▶ [WHAT YOU ARE ASKED TO DO]:
Omit every picture and write out the rest of the records exactly.

--- start of SUPPLIED RECORDS ---

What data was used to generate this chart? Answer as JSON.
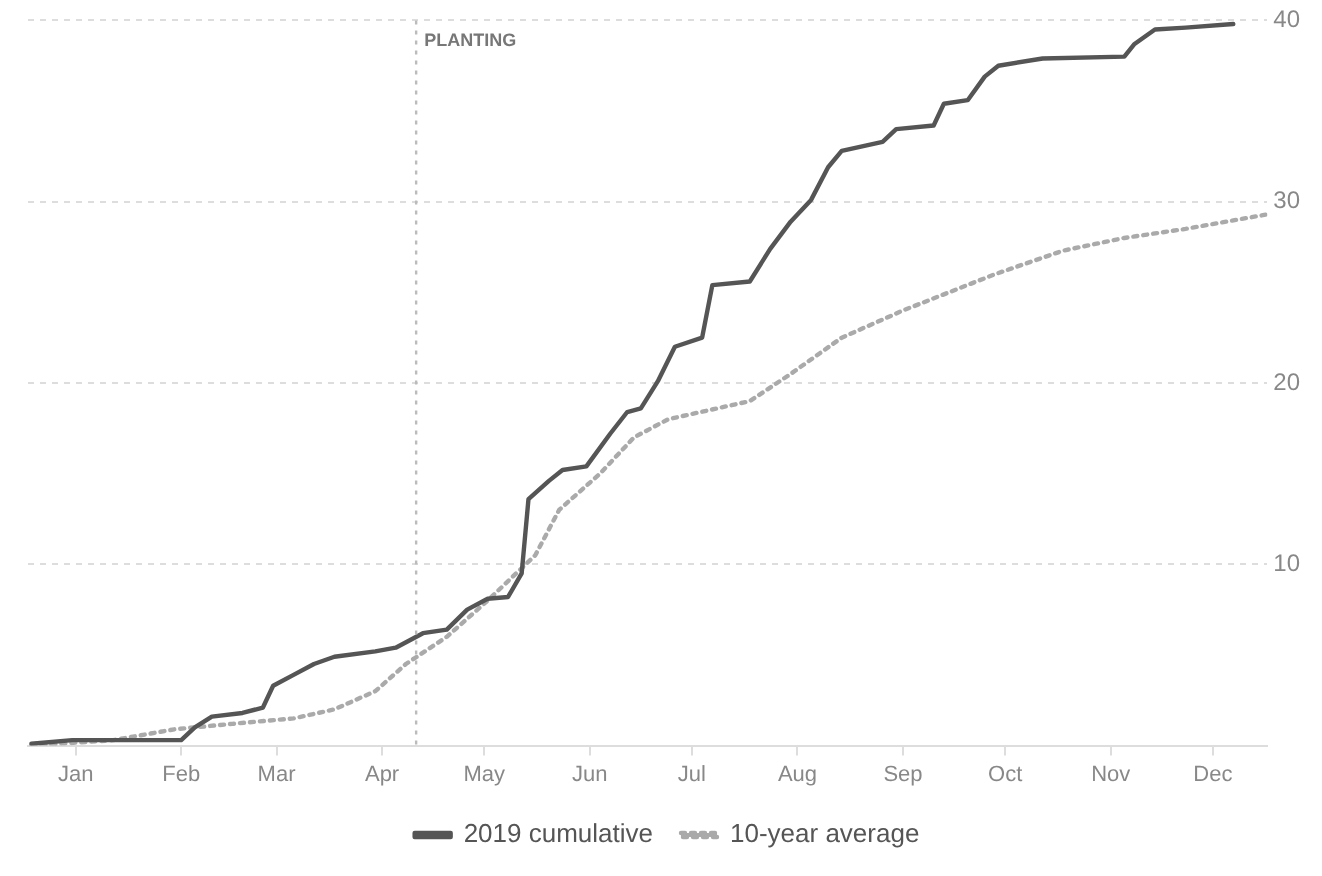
{
  "chart_data": {
    "type": "line",
    "xlim": [
      "--01-01",
      "--12-31"
    ],
    "xticks": [
      {
        "value": "--01-15",
        "label": "Jan"
      },
      {
        "value": "--02-15",
        "label": "Feb"
      },
      {
        "value": "--03-15",
        "label": "Mar"
      },
      {
        "value": "--04-15",
        "label": "Apr"
      },
      {
        "value": "--05-15",
        "label": "May"
      },
      {
        "value": "--06-15",
        "label": "Jun"
      },
      {
        "value": "--07-15",
        "label": "Jul"
      },
      {
        "value": "--08-15",
        "label": "Aug"
      },
      {
        "value": "--09-15",
        "label": "Sep"
      },
      {
        "value": "--10-15",
        "label": "Oct"
      },
      {
        "value": "--11-15",
        "label": "Nov"
      },
      {
        "value": "--12-15",
        "label": "Dec"
      }
    ],
    "ylim": [
      0,
      40
    ],
    "yticks": [
      10,
      20,
      30,
      40
    ],
    "grid": "y",
    "legend": "bottom",
    "marker": "none",
    "ref_lines": [
      {
        "axis": "x",
        "value": "--04-25",
        "label": "PLANTING",
        "color": "#bbbbbb",
        "line_style": "dotted"
      }
    ],
    "series": [
      {
        "name": "2019 cumulative",
        "color": "#555555",
        "line_style": "solid",
        "x": [
          "--01-02",
          "--01-14",
          "--02-15",
          "--02-19",
          "--02-24",
          "--03-05",
          "--03-11",
          "--03-14",
          "--03-20",
          "--03-26",
          "--04-01",
          "--04-13",
          "--04-19",
          "--04-27",
          "--05-04",
          "--05-10",
          "--05-16",
          "--05-22",
          "--05-26",
          "--05-28",
          "--06-03",
          "--06-07",
          "--06-14",
          "--06-21",
          "--06-26",
          "--06-30",
          "--07-05",
          "--07-10",
          "--07-18",
          "--07-21",
          "--08-01",
          "--08-07",
          "--08-13",
          "--08-19",
          "--08-24",
          "--08-28",
          "--09-09",
          "--09-13",
          "--09-24",
          "--09-27",
          "--10-04",
          "--10-09",
          "--10-13",
          "--10-26",
          "--11-19",
          "--11-22",
          "--11-28",
          "--12-07",
          "--12-21"
        ],
        "values": [
          0.1,
          0.3,
          0.3,
          1,
          1.6,
          1.8,
          2.1,
          3.3,
          3.9,
          4.5,
          4.9,
          5.2,
          5.4,
          6.2,
          6.4,
          7.5,
          8.1,
          8.2,
          9.5,
          13.6,
          14.6,
          15.2,
          15.4,
          17.2,
          18.4,
          18.6,
          20.1,
          22,
          22.5,
          25.4,
          25.6,
          27.4,
          28.9,
          30.1,
          31.9,
          32.8,
          33.3,
          34,
          34.2,
          35.4,
          35.6,
          36.9,
          37.5,
          37.9,
          38,
          38.7,
          39.5,
          39.6,
          39.8
        ]
      },
      {
        "name": "10-year average",
        "color": "#aaaaaa",
        "line_style": "dotted",
        "x": [
          "--01-02",
          "--01-26",
          "--02-13",
          "--03-02",
          "--03-20",
          "--04-01",
          "--04-13",
          "--04-22",
          "--05-04",
          "--05-16",
          "--05-30",
          "--06-06",
          "--06-18",
          "--06-28",
          "--07-08",
          "--08-01",
          "--08-13",
          "--08-28",
          "--09-15",
          "--10-12",
          "--11-01",
          "--11-19",
          "--12-07",
          "--12-31"
        ],
        "values": [
          0,
          0.3,
          0.9,
          1.2,
          1.5,
          2,
          3,
          4.5,
          6,
          8,
          10.5,
          13,
          15,
          17,
          18,
          19,
          20.5,
          22.5,
          24,
          26,
          27.3,
          28,
          28.5,
          29.3
        ]
      }
    ]
  }
}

--- end of SUPPLIED RECORDS ---

▶ [REPLY TO THE TASK]:
What data was used to generate this chart? Answer as JSON.
{
  "chart_data": {
    "type": "line",
    "xlim": [
      "--01-01",
      "--12-31"
    ],
    "xticks": [
      {
        "value": "--01-15",
        "label": "Jan"
      },
      {
        "value": "--02-15",
        "label": "Feb"
      },
      {
        "value": "--03-15",
        "label": "Mar"
      },
      {
        "value": "--04-15",
        "label": "Apr"
      },
      {
        "value": "--05-15",
        "label": "May"
      },
      {
        "value": "--06-15",
        "label": "Jun"
      },
      {
        "value": "--07-15",
        "label": "Jul"
      },
      {
        "value": "--08-15",
        "label": "Aug"
      },
      {
        "value": "--09-15",
        "label": "Sep"
      },
      {
        "value": "--10-15",
        "label": "Oct"
      },
      {
        "value": "--11-15",
        "label": "Nov"
      },
      {
        "value": "--12-15",
        "label": "Dec"
      }
    ],
    "ylim": [
      0,
      40
    ],
    "yticks": [
      10,
      20,
      30,
      40
    ],
    "grid": "y",
    "legend": "bottom",
    "marker": "none",
    "ref_lines": [
      {
        "axis": "x",
        "value": "--04-25",
        "label": "PLANTING",
        "color": "#bbbbbb",
        "line_style": "dotted"
      }
    ],
    "series": [
      {
        "name": "2019 cumulative",
        "color": "#555555",
        "line_style": "solid",
        "x": [
          "--01-02",
          "--01-14",
          "--02-15",
          "--02-19",
          "--02-24",
          "--03-05",
          "--03-11",
          "--03-14",
          "--03-20",
          "--03-26",
          "--04-01",
          "--04-13",
          "--04-19",
          "--04-27",
          "--05-04",
          "--05-10",
          "--05-16",
          "--05-22",
          "--05-26",
          "--05-28",
          "--06-03",
          "--06-07",
          "--06-14",
          "--06-21",
          "--06-26",
          "--06-30",
          "--07-05",
          "--07-10",
          "--07-18",
          "--07-21",
          "--08-01",
          "--08-07",
          "--08-13",
          "--08-19",
          "--08-24",
          "--08-28",
          "--09-09",
          "--09-13",
          "--09-24",
          "--09-27",
          "--10-04",
          "--10-09",
          "--10-13",
          "--10-26",
          "--11-19",
          "--11-22",
          "--11-28",
          "--12-07",
          "--12-21"
        ],
        "values": [
          0.1,
          0.3,
          0.3,
          1,
          1.6,
          1.8,
          2.1,
          3.3,
          3.9,
          4.5,
          4.9,
          5.2,
          5.4,
          6.2,
          6.4,
          7.5,
          8.1,
          8.2,
          9.5,
          13.6,
          14.6,
          15.2,
          15.4,
          17.2,
          18.4,
          18.6,
          20.1,
          22,
          22.5,
          25.4,
          25.6,
          27.4,
          28.9,
          30.1,
          31.9,
          32.8,
          33.3,
          34,
          34.2,
          35.4,
          35.6,
          36.9,
          37.5,
          37.9,
          38,
          38.7,
          39.5,
          39.6,
          39.8
        ]
      },
      {
        "name": "10-year average",
        "color": "#aaaaaa",
        "line_style": "dotted",
        "x": [
          "--01-02",
          "--01-26",
          "--02-13",
          "--03-02",
          "--03-20",
          "--04-01",
          "--04-13",
          "--04-22",
          "--05-04",
          "--05-16",
          "--05-30",
          "--06-06",
          "--06-18",
          "--06-28",
          "--07-08",
          "--08-01",
          "--08-13",
          "--08-28",
          "--09-15",
          "--10-12",
          "--11-01",
          "--11-19",
          "--12-07",
          "--12-31"
        ],
        "values": [
          0,
          0.3,
          0.9,
          1.2,
          1.5,
          2,
          3,
          4.5,
          6,
          8,
          10.5,
          13,
          15,
          17,
          18,
          19,
          20.5,
          22.5,
          24,
          26,
          27.3,
          28,
          28.5,
          29.3
        ]
      }
    ]
  }
}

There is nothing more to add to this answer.